(Saved entries)
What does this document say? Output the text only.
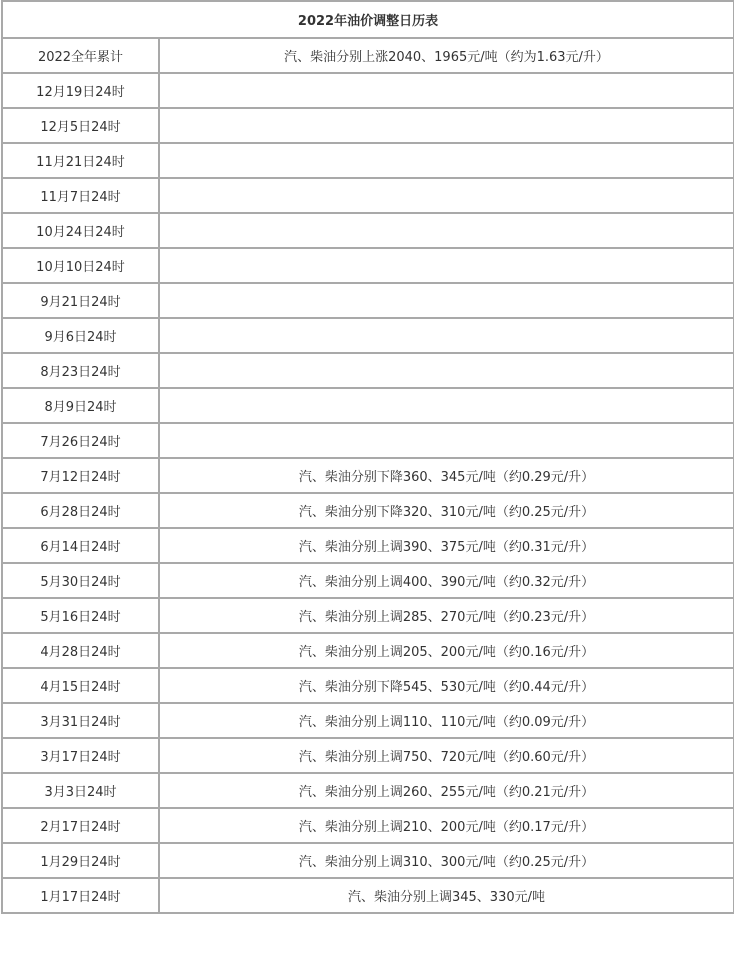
2022年油价调整日历表	
2022全年累计	汽、柴油分别上涨2040、1965元/吨（约为1.63元/升）
12月19日24时	
12月5日24时	
11月21日24时	
11月7日24时	
10月24日24时	
10月10日24时	
9月21日24时	
9月6日24时	
8月23日24时	
8月9日24时	
7月26日24时	
7月12日24时	汽、柴油分别下降360、345元/吨（约0.29元/升）
6月28日24时	汽、柴油分别下降320、310元/吨（约0.25元/升）
6月14日24时	汽、柴油分别上调390、375元/吨（约0.31元/升）
5月30日24时	汽、柴油分别上调400、390元/吨（约0.32元/升）
5月16日24时	汽、柴油分别上调285、270元/吨（约0.23元/升）
4月28日24时	汽、柴油分别上调205、200元/吨（约0.16元/升）
4月15日24时	汽、柴油分别下降545、530元/吨（约0.44元/升）
3月31日24时	汽、柴油分别上调110、110元/吨（约0.09元/升）
3月17日24时	汽、柴油分别上调750、720元/吨（约0.60元/升）
3月3日24时	汽、柴油分别上调260、255元/吨（约0.21元/升）
2月17日24时	汽、柴油分别上调210、200元/吨（约0.17元/升）
1月29日24时	汽、柴油分别上调310、300元/吨（约0.25元/升）
1月17日24时	汽、柴油分别上调345、330元/吨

Aim of the exercise:
Set down the lines of the records above exactly, apart from the pictures.

Task answer:
What does this document say? Output the text only.
2022年油价调整日历表	
2022全年累计	汽、柴油分别上涨2040、1965元/吨（约为1.63元/升）
12月19日24时	
12月5日24时	
11月21日24时	
11月7日24时	
10月24日24时	
10月10日24时	
9月21日24时	
9月6日24时	
8月23日24时	
8月9日24时	
7月26日24时	
7月12日24时	汽、柴油分别下降360、345元/吨（约0.29元/升）
6月28日24时	汽、柴油分别下降320、310元/吨（约0.25元/升）
6月14日24时	汽、柴油分别上调390、375元/吨（约0.31元/升）
5月30日24时	汽、柴油分别上调400、390元/吨（约0.32元/升）
5月16日24时	汽、柴油分别上调285、270元/吨（约0.23元/升）
4月28日24时	汽、柴油分别上调205、200元/吨（约0.16元/升）
4月15日24时	汽、柴油分别下降545、530元/吨（约0.44元/升）
3月31日24时	汽、柴油分别上调110、110元/吨（约0.09元/升）
3月17日24时	汽、柴油分别上调750、720元/吨（约0.60元/升）
3月3日24时	汽、柴油分别上调260、255元/吨（约0.21元/升）
2月17日24时	汽、柴油分别上调210、200元/吨（约0.17元/升）
1月29日24时	汽、柴油分别上调310、300元/吨（约0.25元/升）
1月17日24时	汽、柴油分别上调345、330元/吨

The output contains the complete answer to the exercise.